> EXERCISE REQUIREMENTS
Locate the lines that hold the string "data". Copy every such line.

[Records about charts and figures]
# # # #

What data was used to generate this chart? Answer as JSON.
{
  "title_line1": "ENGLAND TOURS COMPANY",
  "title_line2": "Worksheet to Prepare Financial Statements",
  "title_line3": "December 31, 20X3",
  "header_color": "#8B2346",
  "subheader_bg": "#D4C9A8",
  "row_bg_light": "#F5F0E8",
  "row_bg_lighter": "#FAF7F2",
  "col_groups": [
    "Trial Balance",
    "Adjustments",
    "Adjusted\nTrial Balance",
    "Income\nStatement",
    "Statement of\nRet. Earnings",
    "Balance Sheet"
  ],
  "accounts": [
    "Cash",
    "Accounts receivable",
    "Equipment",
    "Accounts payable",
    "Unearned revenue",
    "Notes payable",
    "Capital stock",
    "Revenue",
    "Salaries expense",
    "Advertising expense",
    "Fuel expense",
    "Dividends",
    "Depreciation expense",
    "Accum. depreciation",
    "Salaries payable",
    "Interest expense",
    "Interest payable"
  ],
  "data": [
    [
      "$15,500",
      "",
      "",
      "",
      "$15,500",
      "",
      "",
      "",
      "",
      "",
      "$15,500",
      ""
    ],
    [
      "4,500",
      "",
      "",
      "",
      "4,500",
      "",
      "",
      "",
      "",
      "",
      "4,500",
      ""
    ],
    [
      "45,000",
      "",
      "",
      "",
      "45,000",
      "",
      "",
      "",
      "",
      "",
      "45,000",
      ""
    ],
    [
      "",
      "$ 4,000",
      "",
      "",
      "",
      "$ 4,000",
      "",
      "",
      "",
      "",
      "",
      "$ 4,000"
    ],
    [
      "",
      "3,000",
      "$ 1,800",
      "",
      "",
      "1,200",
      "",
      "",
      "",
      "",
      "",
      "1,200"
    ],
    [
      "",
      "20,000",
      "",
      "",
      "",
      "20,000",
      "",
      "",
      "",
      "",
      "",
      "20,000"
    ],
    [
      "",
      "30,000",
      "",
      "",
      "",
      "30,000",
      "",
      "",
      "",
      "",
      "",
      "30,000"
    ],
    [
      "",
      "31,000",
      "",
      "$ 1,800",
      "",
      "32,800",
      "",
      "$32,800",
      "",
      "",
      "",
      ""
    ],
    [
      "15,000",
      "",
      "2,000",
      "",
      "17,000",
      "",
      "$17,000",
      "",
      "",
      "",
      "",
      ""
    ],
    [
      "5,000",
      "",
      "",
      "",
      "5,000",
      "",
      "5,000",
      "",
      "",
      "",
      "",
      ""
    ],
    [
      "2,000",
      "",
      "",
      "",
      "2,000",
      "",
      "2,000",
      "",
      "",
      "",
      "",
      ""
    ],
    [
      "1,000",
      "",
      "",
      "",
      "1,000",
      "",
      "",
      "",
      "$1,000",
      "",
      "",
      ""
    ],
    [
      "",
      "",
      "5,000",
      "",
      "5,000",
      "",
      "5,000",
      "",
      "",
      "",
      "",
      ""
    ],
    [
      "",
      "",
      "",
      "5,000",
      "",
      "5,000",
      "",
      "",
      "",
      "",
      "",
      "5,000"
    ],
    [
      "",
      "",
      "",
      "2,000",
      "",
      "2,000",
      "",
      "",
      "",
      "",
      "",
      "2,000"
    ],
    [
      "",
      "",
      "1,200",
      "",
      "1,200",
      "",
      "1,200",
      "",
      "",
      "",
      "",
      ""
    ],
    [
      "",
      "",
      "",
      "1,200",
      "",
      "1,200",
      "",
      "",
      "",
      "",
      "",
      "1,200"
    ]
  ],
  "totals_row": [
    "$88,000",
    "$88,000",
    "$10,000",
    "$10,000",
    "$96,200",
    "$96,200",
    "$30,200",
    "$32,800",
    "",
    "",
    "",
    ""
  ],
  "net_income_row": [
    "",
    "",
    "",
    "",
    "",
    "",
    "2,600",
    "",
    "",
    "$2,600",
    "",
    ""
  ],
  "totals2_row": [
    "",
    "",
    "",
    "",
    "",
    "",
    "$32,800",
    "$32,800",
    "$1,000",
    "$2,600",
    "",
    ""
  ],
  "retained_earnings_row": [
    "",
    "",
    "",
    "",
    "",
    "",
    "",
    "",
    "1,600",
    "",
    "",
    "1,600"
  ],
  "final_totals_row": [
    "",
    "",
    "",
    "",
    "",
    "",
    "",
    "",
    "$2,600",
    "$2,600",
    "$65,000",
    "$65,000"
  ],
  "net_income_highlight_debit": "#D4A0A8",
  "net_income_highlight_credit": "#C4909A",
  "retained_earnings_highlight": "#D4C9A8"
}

# # # #

> THE SOLUTION
What data was used to generate this chart? Answer as JSON.
  "data": [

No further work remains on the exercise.